Give the number of lines that hold the string "circumference". Nothing else is needed.

*RECORDS PROVIDED*:
■ ■ ■ ■
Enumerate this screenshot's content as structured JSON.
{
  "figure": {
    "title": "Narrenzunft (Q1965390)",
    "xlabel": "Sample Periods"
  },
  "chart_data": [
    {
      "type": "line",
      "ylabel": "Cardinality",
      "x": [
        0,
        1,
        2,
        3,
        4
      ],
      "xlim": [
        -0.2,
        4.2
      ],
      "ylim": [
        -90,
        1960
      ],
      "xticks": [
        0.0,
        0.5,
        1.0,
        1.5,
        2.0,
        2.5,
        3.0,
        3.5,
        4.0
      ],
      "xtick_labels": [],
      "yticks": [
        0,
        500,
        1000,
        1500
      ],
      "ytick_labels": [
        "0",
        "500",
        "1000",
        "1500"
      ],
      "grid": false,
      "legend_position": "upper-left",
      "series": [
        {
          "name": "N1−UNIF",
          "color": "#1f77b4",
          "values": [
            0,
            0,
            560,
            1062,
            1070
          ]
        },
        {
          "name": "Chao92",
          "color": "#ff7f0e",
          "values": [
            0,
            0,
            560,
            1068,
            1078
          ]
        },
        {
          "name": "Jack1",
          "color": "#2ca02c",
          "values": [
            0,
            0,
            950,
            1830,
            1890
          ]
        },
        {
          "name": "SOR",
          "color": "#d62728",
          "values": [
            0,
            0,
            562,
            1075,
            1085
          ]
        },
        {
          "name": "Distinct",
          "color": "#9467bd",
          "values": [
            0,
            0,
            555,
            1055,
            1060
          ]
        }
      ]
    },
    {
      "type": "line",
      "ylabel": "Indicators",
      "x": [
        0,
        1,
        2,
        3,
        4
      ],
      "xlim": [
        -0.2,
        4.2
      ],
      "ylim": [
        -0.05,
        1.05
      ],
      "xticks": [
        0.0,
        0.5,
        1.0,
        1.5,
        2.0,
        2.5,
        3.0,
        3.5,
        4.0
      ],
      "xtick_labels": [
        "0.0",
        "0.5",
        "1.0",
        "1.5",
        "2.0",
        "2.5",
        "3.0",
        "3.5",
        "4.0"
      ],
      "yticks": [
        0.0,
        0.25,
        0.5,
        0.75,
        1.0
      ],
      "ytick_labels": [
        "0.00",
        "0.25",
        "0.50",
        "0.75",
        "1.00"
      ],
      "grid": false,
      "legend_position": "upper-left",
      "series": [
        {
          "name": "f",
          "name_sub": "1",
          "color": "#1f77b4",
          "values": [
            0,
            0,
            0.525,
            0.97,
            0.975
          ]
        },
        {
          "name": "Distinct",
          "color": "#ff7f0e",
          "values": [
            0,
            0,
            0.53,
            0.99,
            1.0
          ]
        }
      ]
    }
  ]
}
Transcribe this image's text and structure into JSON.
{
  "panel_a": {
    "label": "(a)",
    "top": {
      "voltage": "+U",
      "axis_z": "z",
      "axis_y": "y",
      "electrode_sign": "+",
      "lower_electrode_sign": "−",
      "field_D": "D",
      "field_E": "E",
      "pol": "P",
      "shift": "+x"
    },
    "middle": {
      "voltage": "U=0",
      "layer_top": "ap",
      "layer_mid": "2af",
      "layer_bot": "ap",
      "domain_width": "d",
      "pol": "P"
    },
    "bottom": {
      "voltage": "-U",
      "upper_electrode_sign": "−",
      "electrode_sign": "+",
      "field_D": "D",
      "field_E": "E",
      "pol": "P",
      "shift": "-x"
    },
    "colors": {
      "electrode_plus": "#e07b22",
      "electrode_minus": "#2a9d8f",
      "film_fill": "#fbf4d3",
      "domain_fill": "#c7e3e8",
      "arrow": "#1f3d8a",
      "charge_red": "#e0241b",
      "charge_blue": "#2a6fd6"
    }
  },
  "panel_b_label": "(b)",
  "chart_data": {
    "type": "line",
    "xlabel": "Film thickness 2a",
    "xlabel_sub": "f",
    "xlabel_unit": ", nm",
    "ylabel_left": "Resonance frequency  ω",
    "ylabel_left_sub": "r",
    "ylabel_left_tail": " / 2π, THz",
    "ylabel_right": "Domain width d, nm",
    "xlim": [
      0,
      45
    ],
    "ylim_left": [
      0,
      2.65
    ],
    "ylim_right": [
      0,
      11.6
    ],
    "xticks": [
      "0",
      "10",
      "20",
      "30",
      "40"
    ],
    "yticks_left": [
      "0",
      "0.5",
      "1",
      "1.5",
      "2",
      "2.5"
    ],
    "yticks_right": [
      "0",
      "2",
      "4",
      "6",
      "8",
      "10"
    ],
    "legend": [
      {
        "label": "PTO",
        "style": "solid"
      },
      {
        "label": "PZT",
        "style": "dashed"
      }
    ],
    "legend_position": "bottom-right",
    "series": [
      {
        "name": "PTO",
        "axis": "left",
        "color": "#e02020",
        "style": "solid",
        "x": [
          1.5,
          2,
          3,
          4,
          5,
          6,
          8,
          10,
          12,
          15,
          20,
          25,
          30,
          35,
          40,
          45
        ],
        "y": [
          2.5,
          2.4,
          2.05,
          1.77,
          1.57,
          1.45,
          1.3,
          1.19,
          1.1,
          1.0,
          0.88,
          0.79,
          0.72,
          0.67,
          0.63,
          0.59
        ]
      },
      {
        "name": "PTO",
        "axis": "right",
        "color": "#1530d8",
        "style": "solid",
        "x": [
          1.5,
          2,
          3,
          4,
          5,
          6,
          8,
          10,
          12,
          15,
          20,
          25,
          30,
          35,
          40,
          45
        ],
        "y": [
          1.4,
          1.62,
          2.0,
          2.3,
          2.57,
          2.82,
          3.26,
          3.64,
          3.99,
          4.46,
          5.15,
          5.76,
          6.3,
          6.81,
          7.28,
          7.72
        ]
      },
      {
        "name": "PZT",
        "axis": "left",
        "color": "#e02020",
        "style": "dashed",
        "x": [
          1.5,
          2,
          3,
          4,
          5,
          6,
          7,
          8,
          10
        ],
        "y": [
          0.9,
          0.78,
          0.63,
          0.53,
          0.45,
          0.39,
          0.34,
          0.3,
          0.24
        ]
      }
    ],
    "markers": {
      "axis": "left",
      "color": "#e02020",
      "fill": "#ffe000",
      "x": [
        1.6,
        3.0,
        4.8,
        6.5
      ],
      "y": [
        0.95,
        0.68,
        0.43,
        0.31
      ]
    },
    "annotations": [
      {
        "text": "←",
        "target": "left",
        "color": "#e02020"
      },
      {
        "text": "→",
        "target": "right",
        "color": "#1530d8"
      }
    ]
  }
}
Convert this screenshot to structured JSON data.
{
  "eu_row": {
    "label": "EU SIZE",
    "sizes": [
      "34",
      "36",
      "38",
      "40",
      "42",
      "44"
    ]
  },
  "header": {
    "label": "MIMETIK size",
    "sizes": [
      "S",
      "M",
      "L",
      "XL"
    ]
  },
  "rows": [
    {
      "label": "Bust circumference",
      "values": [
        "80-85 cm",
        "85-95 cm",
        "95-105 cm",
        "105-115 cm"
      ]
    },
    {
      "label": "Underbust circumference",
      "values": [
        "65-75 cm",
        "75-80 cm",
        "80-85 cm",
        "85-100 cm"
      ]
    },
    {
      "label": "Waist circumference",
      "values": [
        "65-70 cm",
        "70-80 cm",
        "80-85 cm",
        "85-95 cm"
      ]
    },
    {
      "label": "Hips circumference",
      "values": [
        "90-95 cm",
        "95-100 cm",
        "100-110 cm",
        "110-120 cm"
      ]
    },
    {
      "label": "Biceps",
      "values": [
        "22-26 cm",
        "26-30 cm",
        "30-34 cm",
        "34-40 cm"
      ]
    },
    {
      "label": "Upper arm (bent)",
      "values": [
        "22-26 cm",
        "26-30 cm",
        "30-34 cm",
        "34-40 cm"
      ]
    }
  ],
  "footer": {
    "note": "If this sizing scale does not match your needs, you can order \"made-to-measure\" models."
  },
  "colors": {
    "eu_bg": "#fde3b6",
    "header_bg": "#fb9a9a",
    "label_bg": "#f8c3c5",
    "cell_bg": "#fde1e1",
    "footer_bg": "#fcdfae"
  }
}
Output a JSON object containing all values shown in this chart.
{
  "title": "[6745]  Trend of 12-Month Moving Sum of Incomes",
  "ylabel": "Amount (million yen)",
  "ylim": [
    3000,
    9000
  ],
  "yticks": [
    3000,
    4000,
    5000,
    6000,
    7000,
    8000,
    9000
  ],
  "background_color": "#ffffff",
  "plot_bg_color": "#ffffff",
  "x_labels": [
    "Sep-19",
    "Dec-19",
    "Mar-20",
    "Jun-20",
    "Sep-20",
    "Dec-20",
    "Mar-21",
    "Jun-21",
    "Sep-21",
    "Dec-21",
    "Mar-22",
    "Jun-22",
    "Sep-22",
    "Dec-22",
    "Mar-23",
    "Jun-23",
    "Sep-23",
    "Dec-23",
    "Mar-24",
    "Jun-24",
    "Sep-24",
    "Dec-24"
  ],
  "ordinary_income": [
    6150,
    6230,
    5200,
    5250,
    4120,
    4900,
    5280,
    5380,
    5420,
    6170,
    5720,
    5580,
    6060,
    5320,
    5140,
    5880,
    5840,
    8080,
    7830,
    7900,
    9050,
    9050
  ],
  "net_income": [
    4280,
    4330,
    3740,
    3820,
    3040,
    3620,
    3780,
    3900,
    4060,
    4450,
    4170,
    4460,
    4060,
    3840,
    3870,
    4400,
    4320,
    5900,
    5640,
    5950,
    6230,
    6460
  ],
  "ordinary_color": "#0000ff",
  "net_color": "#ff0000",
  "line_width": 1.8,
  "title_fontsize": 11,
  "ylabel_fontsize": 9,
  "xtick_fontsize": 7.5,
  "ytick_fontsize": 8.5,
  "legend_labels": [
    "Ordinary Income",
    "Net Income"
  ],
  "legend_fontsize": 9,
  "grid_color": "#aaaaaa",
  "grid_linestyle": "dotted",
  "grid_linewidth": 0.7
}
■ ■ ■ ■
*SOLVED EXERCISE*: 4